§ **PROBLEM DESCRIPTION**
Using the listing below, copy every line that mentions "this".

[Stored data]

-- START --

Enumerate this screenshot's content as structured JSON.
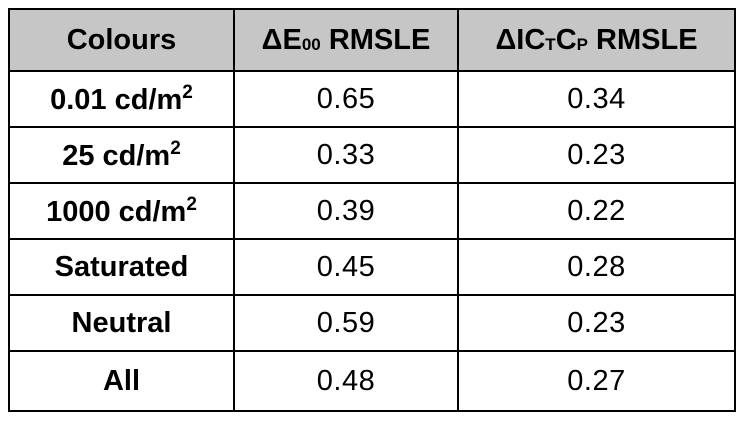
{
  "header": {
    "col1": "Colours",
    "col2": {
      "prefix": "ΔE",
      "sub": "00",
      "suffix": " RMSLE"
    },
    "col3": {
      "a": "ΔIC",
      "sub1": "T",
      "b": "C",
      "sub2": "P",
      "suffix": " RMSLE"
    }
  },
  "rows": [
    {
      "label": "0.01 cd/m",
      "sup": "2",
      "de00": "0.65",
      "ictcp": "0.34"
    },
    {
      "label": "25 cd/m",
      "sup": "2",
      "de00": "0.33",
      "ictcp": "0.23"
    },
    {
      "label": "1000 cd/m",
      "sup": "2",
      "de00": "0.39",
      "ictcp": "0.22"
    },
    {
      "label": "Saturated",
      "sup": "",
      "de00": "0.45",
      "ictcp": "0.28"
    },
    {
      "label": "Neutral",
      "sup": "",
      "de00": "0.59",
      "ictcp": "0.23"
    },
    {
      "label": "All",
      "sup": "",
      "de00": "0.48",
      "ictcp": "0.27"
    }
  ],
  "colors": {
    "header_bg": "#c6c6c6",
    "border": "#000000",
    "background": "#ffffff"
  }
}
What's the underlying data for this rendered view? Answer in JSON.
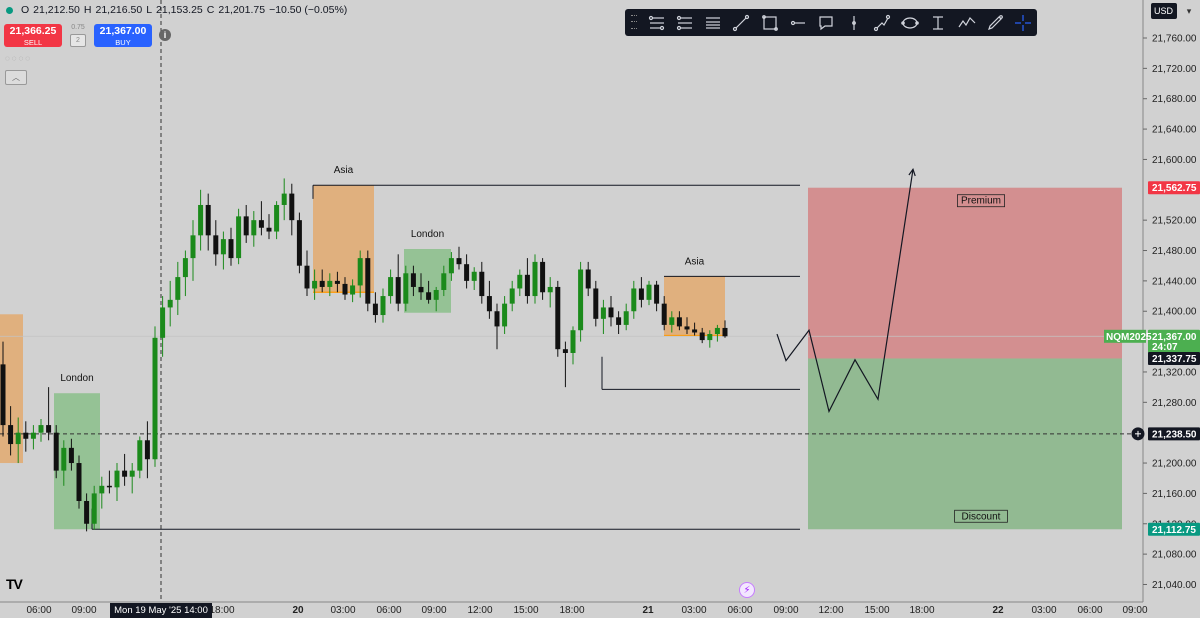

-- END --

§ **WRITTEN ANSWER**
Enumerate this screenshot's content as structured JSON.
What's the underlying data for this rendered view? Answer in JSON.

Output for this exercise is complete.